▶ [Directions] Update the stretch from the start of the records through the line containing "- y-tick-label: 4 %: [75, 212, 104, 232]" by replacing every "y-tick-label" with "vertical-axis-label", leaving everything else unchanged.

▶ [Extracted information]
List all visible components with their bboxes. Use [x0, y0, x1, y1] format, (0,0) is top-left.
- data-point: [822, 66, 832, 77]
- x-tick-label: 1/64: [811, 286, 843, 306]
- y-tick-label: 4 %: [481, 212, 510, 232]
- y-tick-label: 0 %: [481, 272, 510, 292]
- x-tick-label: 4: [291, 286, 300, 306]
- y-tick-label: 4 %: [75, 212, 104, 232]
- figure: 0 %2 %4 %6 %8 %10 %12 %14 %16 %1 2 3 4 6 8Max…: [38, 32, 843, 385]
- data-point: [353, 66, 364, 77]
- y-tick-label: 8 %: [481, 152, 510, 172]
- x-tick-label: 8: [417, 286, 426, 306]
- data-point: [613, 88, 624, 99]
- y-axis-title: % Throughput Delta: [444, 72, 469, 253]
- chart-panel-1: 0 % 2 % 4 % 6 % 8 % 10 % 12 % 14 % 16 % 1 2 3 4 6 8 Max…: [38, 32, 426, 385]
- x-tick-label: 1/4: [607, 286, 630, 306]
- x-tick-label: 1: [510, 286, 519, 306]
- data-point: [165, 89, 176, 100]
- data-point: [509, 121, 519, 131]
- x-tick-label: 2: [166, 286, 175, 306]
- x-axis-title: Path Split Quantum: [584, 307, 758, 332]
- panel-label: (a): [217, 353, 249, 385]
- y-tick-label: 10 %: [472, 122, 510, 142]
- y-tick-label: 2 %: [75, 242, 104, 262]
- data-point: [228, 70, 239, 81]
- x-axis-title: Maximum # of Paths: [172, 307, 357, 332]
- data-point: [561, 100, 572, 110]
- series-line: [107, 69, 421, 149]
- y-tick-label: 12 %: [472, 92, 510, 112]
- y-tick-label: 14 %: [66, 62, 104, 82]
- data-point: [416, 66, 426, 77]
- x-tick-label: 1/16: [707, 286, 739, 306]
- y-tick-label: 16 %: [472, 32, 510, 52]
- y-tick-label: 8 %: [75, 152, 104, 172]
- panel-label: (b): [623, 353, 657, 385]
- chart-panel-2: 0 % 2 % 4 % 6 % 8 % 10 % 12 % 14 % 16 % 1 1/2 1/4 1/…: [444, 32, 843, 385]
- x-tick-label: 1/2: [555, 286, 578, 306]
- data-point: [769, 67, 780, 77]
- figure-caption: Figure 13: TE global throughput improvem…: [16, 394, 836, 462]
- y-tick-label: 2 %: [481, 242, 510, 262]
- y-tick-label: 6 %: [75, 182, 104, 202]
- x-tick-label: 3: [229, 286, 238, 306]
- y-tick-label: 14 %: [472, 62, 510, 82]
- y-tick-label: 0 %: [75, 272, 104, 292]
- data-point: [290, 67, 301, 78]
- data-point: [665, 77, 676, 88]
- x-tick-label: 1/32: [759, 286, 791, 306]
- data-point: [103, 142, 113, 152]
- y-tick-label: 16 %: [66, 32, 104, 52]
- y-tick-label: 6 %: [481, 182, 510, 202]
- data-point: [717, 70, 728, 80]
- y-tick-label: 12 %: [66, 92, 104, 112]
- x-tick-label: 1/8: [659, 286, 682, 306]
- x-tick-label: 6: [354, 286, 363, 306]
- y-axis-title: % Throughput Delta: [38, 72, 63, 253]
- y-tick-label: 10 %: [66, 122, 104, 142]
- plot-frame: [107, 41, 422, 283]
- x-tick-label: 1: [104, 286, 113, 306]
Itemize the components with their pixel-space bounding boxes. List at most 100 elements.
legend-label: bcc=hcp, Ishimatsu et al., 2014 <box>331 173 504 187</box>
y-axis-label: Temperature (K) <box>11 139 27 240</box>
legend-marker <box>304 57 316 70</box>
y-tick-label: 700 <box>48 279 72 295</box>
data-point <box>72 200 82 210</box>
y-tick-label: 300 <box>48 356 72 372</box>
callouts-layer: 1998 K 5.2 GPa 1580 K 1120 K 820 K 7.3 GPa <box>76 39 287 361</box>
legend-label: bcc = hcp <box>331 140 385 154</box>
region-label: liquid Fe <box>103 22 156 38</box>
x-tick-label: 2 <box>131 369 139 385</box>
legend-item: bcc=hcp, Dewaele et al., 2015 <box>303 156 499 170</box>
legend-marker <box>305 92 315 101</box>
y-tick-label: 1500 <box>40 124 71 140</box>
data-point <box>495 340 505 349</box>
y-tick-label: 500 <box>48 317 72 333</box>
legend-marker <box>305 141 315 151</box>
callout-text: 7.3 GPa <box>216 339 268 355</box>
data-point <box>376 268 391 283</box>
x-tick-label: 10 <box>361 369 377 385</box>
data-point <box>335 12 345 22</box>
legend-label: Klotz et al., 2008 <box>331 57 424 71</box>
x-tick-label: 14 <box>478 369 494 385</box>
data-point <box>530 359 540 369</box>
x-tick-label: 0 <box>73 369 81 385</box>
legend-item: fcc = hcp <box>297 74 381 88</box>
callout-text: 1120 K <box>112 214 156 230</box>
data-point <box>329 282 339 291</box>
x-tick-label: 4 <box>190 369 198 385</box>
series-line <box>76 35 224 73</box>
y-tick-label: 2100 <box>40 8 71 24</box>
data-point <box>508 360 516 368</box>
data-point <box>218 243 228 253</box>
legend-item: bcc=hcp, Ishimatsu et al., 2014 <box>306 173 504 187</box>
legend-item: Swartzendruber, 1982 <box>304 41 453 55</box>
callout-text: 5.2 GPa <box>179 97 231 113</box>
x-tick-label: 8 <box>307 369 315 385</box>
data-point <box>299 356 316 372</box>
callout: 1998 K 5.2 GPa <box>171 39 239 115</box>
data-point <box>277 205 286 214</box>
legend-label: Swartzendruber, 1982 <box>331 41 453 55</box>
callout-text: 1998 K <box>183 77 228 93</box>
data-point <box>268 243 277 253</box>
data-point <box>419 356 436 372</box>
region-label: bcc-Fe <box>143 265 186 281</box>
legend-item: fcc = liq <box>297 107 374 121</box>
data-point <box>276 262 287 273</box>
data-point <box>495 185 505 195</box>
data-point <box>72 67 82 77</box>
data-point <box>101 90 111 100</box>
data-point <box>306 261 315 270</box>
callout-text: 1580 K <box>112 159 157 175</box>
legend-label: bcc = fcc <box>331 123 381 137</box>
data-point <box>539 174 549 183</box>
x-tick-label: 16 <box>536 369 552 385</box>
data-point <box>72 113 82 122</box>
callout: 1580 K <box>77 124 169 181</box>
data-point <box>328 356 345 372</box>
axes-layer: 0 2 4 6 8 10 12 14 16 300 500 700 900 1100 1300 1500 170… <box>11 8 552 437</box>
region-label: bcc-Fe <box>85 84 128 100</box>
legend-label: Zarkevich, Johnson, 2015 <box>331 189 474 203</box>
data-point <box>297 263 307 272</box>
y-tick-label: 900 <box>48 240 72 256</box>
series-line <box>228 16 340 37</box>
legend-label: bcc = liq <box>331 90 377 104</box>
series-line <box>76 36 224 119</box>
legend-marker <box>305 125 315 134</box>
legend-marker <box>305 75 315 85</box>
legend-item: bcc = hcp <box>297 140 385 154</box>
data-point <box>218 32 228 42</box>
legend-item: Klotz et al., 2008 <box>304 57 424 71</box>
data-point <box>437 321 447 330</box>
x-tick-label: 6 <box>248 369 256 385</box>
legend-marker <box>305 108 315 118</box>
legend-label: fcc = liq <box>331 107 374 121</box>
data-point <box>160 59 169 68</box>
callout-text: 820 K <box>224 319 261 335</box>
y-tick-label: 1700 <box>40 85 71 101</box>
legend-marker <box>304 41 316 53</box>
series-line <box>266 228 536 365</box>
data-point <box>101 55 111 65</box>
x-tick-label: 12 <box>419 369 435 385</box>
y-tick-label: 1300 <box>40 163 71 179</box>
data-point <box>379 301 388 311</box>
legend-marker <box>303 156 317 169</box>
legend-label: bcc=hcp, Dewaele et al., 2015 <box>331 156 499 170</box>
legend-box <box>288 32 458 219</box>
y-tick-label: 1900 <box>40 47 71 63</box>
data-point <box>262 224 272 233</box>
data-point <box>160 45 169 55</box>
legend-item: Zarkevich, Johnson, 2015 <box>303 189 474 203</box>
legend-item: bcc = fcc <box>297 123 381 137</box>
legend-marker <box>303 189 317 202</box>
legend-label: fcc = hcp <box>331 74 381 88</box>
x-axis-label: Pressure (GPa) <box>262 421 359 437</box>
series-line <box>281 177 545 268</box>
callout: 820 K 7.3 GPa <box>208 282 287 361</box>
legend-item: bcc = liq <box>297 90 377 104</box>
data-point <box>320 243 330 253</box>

▶ [Complete output]
List all visible components with their bboxes. Use [x0, y0, x1, y1] format, (0,0) is top-left.
- data-point: [822, 66, 832, 77]
- x-tick-label: 1/64: [811, 286, 843, 306]
- vertical-axis-label: 4 %: [481, 212, 510, 232]
- vertical-axis-label: 0 %: [481, 272, 510, 292]
- x-tick-label: 4: [291, 286, 300, 306]
- vertical-axis-label: 4 %: [75, 212, 104, 232]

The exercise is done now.